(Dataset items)
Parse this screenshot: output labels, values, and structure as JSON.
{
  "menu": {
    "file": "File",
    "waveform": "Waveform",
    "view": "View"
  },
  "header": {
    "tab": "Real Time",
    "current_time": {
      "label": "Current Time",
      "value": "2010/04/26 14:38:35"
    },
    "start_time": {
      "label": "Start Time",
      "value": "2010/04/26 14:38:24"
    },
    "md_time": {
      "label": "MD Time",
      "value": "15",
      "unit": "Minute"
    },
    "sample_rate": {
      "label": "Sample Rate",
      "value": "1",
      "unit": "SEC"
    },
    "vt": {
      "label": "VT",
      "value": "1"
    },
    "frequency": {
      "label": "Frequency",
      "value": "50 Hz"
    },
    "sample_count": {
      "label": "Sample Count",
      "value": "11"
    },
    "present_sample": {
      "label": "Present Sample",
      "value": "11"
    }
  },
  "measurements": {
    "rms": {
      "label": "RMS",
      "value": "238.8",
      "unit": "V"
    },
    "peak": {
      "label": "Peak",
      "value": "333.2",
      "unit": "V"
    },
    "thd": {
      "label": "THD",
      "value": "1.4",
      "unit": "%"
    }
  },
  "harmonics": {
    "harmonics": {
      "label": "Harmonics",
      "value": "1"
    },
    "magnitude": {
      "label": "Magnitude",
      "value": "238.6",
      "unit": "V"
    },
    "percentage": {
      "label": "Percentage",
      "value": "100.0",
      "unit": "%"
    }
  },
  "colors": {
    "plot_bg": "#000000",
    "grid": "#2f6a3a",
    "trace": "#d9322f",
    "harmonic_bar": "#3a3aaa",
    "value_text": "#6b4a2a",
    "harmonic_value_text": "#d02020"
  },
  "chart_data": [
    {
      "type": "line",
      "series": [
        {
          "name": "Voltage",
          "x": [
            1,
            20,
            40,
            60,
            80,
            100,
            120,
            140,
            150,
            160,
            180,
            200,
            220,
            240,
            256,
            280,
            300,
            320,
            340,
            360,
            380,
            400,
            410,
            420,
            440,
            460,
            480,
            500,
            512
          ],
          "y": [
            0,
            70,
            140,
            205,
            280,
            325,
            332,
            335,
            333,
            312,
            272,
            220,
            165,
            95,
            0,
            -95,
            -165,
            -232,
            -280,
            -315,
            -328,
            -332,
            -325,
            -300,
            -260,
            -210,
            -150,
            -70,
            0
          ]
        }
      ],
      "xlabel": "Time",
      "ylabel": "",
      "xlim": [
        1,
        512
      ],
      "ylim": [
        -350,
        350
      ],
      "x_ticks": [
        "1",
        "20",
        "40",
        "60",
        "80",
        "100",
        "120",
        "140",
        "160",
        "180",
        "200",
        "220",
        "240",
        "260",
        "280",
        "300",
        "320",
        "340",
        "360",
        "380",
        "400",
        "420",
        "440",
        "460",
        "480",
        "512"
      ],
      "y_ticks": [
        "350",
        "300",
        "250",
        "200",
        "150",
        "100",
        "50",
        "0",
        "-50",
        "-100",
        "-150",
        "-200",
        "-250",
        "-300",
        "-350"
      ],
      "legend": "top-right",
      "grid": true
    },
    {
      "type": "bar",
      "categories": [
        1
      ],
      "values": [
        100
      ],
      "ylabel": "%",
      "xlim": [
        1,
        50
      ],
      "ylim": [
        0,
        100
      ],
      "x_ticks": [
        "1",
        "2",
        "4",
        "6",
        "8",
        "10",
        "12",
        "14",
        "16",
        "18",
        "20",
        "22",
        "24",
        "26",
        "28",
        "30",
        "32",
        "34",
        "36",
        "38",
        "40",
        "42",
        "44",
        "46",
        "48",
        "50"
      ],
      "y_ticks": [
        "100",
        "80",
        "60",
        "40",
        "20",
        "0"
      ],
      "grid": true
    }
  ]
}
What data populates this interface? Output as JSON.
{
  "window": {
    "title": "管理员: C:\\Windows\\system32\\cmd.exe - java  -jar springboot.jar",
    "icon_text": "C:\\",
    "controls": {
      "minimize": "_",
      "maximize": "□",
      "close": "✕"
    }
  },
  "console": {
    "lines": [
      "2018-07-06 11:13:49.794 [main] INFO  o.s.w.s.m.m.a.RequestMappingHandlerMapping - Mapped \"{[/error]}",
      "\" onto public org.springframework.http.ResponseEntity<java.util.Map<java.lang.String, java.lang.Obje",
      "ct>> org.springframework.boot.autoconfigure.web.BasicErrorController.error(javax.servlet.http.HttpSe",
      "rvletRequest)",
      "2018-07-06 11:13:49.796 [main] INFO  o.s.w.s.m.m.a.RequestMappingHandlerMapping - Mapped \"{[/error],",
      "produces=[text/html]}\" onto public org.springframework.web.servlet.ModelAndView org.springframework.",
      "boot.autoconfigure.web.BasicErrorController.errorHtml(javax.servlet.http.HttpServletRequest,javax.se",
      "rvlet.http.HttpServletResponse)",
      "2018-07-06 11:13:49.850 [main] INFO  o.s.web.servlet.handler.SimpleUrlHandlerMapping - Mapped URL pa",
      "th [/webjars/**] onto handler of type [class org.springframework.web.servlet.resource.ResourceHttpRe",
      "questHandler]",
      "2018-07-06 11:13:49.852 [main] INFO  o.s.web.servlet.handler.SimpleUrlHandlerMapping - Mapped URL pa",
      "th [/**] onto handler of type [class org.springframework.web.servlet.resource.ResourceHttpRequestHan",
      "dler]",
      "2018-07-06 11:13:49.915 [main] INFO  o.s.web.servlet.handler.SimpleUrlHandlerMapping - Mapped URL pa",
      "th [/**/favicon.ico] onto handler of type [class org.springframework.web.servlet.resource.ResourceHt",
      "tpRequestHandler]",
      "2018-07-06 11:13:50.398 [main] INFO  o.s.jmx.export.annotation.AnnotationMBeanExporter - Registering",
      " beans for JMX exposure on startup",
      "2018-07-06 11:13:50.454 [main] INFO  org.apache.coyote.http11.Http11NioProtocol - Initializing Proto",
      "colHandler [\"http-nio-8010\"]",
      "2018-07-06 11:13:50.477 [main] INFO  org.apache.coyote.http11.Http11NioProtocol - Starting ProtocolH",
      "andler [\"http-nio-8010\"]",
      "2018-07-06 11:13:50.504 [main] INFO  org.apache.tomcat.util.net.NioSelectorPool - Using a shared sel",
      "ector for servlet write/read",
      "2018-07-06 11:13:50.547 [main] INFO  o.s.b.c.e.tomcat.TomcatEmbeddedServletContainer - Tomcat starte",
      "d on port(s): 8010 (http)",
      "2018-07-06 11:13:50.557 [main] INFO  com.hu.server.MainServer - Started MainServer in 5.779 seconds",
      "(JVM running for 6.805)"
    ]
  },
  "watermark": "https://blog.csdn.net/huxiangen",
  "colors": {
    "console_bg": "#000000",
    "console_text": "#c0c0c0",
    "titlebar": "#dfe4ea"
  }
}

→ **WHAT IS ASKED**: Show, from the listing above, each line that contains the word "javax".

→ **RESPONSE TO THIS EXERCISE**:
      "ct>> org.springframework.boot.autoconfigure.web.BasicErrorController.error(javax.servlet.http.HttpSe",
      "boot.autoconfigure.web.BasicErrorController.errorHtml(javax.servlet.http.HttpServletRequest,javax.se",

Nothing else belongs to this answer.